Recorded data:
------------------------------
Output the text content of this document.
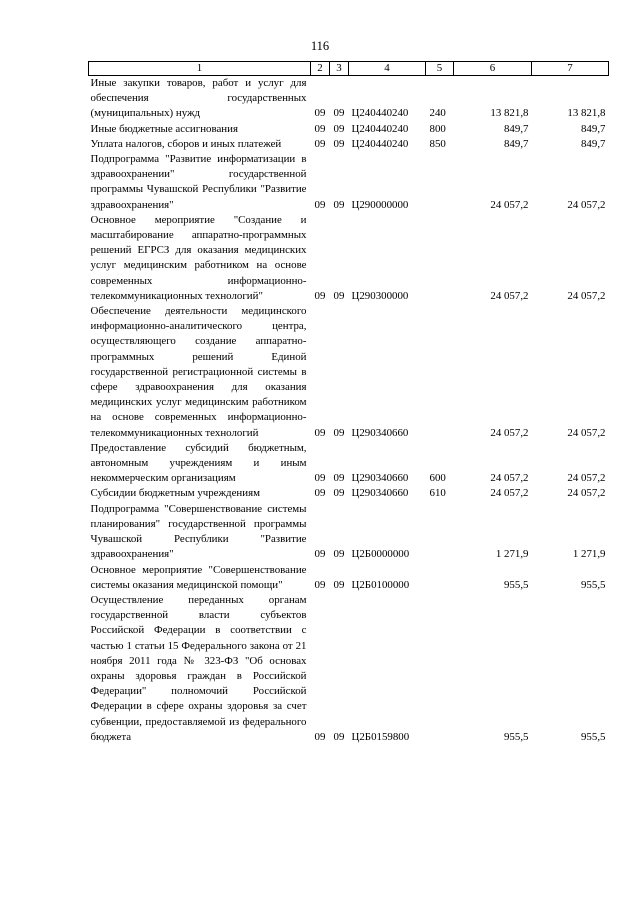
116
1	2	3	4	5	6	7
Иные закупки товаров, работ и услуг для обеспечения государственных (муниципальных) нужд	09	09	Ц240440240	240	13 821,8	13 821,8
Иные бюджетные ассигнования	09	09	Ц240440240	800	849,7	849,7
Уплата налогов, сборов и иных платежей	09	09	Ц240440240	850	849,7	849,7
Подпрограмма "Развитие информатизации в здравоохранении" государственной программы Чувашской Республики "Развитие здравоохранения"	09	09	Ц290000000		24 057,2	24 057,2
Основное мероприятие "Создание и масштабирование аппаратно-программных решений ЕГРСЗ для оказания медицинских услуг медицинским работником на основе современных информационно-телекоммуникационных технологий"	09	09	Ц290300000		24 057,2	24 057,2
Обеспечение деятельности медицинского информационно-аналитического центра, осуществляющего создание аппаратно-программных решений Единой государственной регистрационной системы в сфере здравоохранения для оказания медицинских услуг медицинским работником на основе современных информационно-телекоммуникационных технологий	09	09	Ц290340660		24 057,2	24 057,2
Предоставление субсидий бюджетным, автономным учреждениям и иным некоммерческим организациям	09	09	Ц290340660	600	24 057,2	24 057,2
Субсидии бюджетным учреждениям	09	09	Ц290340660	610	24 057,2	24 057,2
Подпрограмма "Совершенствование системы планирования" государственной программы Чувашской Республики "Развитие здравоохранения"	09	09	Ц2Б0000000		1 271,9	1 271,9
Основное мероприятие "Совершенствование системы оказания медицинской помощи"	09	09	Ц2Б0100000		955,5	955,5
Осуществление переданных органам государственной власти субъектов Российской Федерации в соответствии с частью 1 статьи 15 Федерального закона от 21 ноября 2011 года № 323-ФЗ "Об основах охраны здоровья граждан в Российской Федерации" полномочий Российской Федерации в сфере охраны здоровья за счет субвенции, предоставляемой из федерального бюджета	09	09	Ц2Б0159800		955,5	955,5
------------------------------
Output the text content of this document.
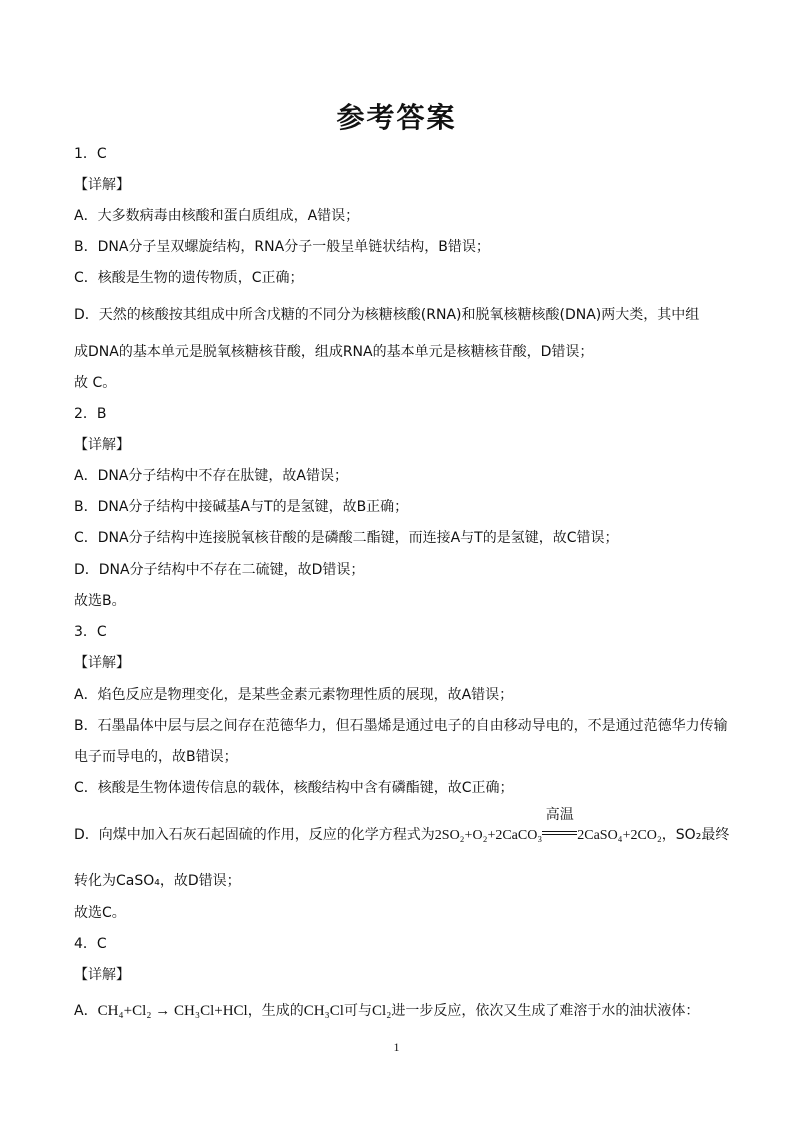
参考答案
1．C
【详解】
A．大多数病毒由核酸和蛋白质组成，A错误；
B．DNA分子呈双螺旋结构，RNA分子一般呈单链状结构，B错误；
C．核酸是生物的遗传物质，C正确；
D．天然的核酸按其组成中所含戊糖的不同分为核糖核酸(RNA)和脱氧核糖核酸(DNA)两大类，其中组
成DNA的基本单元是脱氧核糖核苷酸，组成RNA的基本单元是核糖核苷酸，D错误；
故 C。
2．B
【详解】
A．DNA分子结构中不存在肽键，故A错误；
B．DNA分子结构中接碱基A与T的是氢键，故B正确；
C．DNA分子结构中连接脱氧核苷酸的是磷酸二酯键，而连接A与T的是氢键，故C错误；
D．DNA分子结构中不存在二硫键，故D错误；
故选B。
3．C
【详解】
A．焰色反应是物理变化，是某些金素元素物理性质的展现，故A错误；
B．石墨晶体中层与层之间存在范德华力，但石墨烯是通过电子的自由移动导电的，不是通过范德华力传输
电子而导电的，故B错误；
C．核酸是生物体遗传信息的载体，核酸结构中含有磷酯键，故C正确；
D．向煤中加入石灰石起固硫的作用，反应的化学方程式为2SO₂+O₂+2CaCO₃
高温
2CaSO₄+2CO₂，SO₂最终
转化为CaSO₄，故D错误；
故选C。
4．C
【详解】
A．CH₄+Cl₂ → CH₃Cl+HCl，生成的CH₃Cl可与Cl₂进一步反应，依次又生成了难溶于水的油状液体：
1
------------------------------
_Directive:_
Copy every line above that includes the string "Подпрограмма".

_Reply:_
Подпрограмма "Развитие информатизации в здравоохранении" государственной программы Чувашской Республики "Развитие здравоохранения"	09	09	Ц290000000		24 057,2	24 057,2
Подпрограмма "Совершенствование системы планирования" государственной программы Чувашской Республики "Развитие здравоохранения"	09	09	Ц2Б0000000		1 271,9	1 271,9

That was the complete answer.